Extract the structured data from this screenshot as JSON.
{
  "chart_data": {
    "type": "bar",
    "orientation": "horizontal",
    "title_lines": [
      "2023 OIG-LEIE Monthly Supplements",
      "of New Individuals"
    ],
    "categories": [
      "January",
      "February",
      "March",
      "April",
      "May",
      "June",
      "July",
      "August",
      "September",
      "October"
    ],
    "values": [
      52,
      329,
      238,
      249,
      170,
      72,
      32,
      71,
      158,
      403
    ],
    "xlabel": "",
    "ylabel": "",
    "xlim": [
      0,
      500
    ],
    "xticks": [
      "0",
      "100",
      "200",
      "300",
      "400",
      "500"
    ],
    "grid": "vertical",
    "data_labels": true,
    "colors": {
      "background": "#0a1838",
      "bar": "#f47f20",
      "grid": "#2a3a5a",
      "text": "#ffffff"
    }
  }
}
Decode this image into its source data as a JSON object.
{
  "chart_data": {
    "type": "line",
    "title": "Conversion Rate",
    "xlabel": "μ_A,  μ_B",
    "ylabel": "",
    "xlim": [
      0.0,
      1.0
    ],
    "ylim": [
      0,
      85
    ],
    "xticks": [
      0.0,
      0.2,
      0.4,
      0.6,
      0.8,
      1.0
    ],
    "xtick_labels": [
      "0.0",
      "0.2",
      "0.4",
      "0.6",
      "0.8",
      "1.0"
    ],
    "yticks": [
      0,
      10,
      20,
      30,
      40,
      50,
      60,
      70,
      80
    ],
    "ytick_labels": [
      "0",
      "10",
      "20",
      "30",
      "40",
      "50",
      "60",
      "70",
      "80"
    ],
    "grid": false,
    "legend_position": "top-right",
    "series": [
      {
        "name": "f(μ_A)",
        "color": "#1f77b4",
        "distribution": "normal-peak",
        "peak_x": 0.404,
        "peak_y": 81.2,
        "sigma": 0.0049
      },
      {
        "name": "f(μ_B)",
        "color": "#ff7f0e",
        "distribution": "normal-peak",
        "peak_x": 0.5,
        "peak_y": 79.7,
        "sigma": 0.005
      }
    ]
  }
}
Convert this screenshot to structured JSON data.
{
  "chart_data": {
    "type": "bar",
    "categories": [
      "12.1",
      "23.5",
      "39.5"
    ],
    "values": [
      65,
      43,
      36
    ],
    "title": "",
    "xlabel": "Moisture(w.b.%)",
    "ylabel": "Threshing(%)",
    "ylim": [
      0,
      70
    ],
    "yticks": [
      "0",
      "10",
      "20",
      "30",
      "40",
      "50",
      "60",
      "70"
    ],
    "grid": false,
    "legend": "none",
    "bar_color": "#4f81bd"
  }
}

(EXERCISE DIRECTIONS) Copy each line of the data above without altering a single character.

(THE RESPONSE)
Extract the structured data from this screenshot as JSON.
{
  "chart_data": {
    "type": "bar",
    "orientation": "horizontal",
    "title_lines": [
      "2023 OIG-LEIE Monthly Supplements",
      "of New Individuals"
    ],
    "categories": [
      "January",
      "February",
      "March",
      "April",
      "May",
      "June",
      "July",
      "August",
      "September",
      "October"
    ],
    "values": [
      52,
      329,
      238,
      249,
      170,
      72,
      32,
      71,
      158,
      403
    ],
    "xlabel": "",
    "ylabel": "",
    "xlim": [
      0,
      500
    ],
    "xticks": [
      "0",
      "100",
      "200",
      "300",
      "400",
      "500"
    ],
    "grid": "vertical",
    "data_labels": true,
    "colors": {
      "background": "#0a1838",
      "bar": "#f47f20",
      "grid": "#2a3a5a",
      "text": "#ffffff"
    }
  }
}
Decode this image into its source data as a JSON object.
{
  "chart_data": {
    "type": "line",
    "title": "Conversion Rate",
    "xlabel": "μ_A,  μ_B",
    "ylabel": "",
    "xlim": [
      0.0,
      1.0
    ],
    "ylim": [
      0,
      85
    ],
    "xticks": [
      0.0,
      0.2,
      0.4,
      0.6,
      0.8,
      1.0
    ],
    "xtick_labels": [
      "0.0",
      "0.2",
      "0.4",
      "0.6",
      "0.8",
      "1.0"
    ],
    "yticks": [
      0,
      10,
      20,
      30,
      40,
      50,
      60,
      70,
      80
    ],
    "ytick_labels": [
      "0",
      "10",
      "20",
      "30",
      "40",
      "50",
      "60",
      "70",
      "80"
    ],
    "grid": false,
    "legend_position": "top-right",
    "series": [
      {
        "name": "f(μ_A)",
        "color": "#1f77b4",
        "distribution": "normal-peak",
        "peak_x": 0.404,
        "peak_y": 81.2,
        "sigma": 0.0049
      },
      {
        "name": "f(μ_B)",
        "color": "#ff7f0e",
        "distribution": "normal-peak",
        "peak_x": 0.5,
        "peak_y": 79.7,
        "sigma": 0.005
      }
    ]
  }
}
Convert this screenshot to structured JSON data.
{
  "chart_data": {
    "type": "bar",
    "categories": [
      "12.1",
      "23.5",
      "39.5"
    ],
    "values": [
      65,
      43,
      36
    ],
    "title": "",
    "xlabel": "Moisture(w.b.%)",
    "ylabel": "Threshing(%)",
    "ylim": [
      0,
      70
    ],
    "yticks": [
      "0",
      "10",
      "20",
      "30",
      "40",
      "50",
      "60",
      "70"
    ],
    "grid": false,
    "legend": "none",
    "bar_color": "#4f81bd"
  }
}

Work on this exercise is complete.